## GIVEN PROBLEM:
Pull out each line of the data that includes the word "있습니다".

....................

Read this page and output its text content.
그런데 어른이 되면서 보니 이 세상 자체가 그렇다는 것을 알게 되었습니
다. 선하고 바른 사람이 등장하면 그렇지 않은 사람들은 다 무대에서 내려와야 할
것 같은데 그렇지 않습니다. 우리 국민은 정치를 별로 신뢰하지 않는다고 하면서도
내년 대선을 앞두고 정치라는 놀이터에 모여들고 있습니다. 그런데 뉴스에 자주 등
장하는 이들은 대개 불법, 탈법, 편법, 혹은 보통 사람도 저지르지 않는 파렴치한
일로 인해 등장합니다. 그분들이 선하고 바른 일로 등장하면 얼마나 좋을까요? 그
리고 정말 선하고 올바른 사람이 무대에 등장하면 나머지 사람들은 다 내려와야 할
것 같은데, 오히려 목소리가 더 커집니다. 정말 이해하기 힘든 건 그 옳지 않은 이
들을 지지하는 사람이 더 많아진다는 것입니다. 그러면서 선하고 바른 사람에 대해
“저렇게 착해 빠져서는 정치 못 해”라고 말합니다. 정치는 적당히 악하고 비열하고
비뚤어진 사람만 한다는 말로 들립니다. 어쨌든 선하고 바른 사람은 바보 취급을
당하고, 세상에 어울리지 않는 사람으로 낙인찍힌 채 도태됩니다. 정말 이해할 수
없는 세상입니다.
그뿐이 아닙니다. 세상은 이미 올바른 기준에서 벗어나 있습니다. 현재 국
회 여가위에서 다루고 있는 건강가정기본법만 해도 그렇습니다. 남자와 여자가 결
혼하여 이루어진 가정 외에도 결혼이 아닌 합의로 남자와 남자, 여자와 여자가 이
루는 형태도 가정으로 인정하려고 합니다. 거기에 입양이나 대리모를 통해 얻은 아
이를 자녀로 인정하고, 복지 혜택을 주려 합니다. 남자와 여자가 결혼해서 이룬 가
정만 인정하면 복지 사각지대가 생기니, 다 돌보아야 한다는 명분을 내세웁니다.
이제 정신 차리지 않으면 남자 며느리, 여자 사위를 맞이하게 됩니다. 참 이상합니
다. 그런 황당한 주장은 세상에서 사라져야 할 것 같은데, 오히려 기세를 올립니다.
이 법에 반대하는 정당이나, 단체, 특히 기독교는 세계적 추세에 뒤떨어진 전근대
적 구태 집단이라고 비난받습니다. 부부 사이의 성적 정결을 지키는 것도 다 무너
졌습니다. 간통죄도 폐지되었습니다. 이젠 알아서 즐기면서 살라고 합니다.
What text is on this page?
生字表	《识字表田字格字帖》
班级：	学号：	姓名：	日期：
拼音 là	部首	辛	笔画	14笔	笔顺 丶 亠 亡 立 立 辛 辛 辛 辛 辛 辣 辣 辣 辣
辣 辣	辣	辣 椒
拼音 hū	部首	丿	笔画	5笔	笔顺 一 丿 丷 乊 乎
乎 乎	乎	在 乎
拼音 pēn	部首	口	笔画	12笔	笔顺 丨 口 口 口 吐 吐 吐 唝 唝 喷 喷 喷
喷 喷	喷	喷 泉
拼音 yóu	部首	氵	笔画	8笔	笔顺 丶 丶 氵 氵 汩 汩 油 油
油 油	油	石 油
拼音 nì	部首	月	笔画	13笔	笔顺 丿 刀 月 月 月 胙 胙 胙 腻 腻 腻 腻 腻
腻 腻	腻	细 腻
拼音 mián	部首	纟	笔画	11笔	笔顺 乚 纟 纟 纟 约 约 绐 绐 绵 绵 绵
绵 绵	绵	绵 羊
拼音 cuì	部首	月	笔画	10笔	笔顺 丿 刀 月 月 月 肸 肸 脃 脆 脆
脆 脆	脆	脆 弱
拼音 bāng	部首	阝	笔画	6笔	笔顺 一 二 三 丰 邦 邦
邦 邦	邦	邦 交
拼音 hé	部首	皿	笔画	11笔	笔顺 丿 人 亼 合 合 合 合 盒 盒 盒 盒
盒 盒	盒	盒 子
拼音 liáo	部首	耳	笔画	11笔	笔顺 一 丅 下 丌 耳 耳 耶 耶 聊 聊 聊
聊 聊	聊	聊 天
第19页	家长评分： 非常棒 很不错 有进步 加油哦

....................

## TASK RESPONSE:
내년 대선을 앞두고 정치라는 놀이터에 모여들고 있습니다. 그런데 뉴스에 자주 등
그뿐이 아닙니다. 세상은 이미 올바른 기준에서 벗어나 있습니다. 현재 국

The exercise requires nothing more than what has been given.